- _Information given_
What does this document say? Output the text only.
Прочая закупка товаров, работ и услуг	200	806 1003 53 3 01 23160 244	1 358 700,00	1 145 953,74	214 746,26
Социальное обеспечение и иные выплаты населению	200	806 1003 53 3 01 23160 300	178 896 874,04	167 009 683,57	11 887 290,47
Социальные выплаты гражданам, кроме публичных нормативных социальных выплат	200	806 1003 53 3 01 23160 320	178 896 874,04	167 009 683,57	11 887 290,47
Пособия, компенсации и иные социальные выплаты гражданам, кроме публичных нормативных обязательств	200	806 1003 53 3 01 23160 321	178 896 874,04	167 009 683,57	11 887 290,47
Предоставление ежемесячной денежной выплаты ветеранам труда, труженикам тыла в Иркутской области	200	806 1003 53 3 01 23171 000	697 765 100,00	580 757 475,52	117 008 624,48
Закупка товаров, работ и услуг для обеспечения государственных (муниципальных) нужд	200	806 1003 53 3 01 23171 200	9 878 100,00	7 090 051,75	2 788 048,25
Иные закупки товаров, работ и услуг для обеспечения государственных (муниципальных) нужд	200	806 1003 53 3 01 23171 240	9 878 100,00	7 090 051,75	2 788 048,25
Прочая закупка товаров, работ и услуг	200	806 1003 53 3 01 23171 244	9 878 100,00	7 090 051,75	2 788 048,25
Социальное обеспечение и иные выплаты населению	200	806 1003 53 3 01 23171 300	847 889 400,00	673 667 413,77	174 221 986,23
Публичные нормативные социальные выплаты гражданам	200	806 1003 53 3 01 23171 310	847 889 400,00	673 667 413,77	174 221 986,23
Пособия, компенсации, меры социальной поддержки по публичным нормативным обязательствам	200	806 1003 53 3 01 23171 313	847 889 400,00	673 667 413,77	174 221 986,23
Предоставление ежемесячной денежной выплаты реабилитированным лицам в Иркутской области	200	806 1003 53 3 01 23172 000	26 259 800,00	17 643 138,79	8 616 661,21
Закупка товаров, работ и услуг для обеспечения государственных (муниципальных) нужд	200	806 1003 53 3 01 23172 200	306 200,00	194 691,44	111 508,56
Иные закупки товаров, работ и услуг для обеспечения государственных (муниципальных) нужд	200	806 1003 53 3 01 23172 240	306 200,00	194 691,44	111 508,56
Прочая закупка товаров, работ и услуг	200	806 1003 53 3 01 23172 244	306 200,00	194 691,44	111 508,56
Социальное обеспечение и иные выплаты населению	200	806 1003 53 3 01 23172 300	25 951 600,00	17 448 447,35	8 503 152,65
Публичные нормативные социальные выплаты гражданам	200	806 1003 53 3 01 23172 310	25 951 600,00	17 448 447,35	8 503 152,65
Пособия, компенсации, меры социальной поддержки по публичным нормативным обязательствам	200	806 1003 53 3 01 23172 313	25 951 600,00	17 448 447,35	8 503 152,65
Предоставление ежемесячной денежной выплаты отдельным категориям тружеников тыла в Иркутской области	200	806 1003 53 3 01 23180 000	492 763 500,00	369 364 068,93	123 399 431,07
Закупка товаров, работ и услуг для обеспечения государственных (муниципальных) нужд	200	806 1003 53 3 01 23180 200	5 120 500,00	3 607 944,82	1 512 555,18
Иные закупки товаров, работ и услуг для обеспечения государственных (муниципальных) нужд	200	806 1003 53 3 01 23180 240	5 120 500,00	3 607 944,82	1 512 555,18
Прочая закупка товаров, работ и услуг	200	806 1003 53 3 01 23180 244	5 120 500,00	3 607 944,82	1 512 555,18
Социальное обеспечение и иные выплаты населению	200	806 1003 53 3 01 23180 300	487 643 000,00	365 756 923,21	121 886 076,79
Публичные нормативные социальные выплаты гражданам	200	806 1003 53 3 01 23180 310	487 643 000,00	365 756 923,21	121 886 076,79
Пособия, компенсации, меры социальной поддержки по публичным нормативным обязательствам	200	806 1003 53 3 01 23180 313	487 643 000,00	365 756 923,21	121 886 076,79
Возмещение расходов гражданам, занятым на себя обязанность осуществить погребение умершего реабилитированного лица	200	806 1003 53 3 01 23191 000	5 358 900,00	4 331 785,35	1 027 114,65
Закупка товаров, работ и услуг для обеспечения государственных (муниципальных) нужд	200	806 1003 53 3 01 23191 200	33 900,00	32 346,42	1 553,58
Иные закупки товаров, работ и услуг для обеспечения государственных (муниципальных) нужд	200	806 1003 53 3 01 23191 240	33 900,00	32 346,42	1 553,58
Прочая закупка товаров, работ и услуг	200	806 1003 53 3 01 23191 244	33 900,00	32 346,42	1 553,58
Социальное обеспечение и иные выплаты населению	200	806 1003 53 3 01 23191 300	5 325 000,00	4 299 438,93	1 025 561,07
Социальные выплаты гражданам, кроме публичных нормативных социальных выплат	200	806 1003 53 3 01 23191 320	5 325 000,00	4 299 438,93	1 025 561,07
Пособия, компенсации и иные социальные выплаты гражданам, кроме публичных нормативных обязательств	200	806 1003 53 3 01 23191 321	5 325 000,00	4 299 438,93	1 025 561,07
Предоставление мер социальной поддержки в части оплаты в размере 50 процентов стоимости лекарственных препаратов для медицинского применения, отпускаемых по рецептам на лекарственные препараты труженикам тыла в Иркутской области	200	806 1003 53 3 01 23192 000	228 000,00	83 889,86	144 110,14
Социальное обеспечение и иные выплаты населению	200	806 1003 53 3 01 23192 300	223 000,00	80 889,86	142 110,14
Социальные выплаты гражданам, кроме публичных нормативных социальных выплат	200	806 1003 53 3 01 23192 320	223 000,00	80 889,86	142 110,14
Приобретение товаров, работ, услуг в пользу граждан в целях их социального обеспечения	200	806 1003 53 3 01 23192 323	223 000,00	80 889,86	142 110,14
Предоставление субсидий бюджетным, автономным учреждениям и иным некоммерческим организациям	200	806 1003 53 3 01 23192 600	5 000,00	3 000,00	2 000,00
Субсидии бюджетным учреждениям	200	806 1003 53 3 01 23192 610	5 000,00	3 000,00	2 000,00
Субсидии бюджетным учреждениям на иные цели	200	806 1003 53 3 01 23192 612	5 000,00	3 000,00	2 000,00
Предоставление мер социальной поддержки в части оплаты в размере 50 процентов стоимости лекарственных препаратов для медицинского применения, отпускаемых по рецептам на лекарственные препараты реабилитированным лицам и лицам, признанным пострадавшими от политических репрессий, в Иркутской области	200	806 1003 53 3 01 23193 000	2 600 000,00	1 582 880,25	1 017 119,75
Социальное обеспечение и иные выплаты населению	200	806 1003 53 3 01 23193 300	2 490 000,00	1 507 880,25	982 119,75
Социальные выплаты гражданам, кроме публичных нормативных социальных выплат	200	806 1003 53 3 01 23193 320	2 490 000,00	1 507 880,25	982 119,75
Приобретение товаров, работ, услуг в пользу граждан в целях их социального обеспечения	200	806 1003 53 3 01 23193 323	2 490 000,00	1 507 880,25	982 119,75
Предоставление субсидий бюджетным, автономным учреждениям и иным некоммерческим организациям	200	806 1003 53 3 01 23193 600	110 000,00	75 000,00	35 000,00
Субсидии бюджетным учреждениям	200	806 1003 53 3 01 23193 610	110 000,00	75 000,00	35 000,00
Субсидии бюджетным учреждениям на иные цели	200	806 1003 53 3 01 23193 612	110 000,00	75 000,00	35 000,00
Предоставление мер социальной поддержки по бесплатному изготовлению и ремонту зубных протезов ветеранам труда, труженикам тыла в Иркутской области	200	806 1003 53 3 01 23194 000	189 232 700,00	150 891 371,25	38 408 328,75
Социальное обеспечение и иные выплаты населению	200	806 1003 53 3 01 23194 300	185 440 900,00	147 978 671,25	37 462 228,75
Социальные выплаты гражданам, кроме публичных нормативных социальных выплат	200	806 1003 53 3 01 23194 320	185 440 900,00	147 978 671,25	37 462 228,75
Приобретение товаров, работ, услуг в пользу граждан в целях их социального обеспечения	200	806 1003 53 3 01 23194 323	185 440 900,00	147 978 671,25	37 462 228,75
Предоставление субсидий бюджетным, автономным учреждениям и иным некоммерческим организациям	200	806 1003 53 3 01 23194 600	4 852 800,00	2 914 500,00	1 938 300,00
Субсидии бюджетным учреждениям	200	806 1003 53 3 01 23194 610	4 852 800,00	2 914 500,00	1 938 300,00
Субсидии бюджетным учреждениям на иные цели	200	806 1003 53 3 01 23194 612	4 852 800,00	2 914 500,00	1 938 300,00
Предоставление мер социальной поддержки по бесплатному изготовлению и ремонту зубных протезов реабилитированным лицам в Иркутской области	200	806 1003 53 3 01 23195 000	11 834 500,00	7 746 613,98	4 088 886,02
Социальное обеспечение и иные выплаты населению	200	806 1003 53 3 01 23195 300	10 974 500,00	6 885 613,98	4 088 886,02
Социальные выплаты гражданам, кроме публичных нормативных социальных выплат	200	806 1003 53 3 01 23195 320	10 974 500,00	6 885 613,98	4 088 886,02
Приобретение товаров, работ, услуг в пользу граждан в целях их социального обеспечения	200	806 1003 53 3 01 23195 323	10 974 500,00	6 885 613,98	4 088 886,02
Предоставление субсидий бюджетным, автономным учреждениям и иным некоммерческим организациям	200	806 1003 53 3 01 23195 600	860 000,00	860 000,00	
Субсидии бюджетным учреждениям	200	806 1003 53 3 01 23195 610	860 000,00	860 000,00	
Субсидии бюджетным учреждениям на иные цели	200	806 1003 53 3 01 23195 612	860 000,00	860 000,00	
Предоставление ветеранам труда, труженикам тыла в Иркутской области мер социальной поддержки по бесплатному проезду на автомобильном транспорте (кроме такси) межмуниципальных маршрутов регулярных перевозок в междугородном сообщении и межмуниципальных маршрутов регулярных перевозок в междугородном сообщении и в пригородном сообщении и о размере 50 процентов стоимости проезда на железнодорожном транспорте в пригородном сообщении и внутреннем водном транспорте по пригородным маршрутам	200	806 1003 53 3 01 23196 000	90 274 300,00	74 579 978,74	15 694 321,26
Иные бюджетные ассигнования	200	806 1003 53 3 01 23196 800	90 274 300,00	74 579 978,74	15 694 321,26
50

- _Task directions_
Take every line containing the word "нормативные" and copy it.

- _Correct answer_
Публичные нормативные социальные выплаты гражданам	200	806 1003 53 3 01 23171 310	847 889 400,00	673 667 413,77	174 221 986,23
Публичные нормативные социальные выплаты гражданам	200	806 1003 53 3 01 23172 310	25 951 600,00	17 448 447,35	8 503 152,65
Публичные нормативные социальные выплаты гражданам	200	806 1003 53 3 01 23180 310	487 643 000,00	365 756 923,21	121 886 076,79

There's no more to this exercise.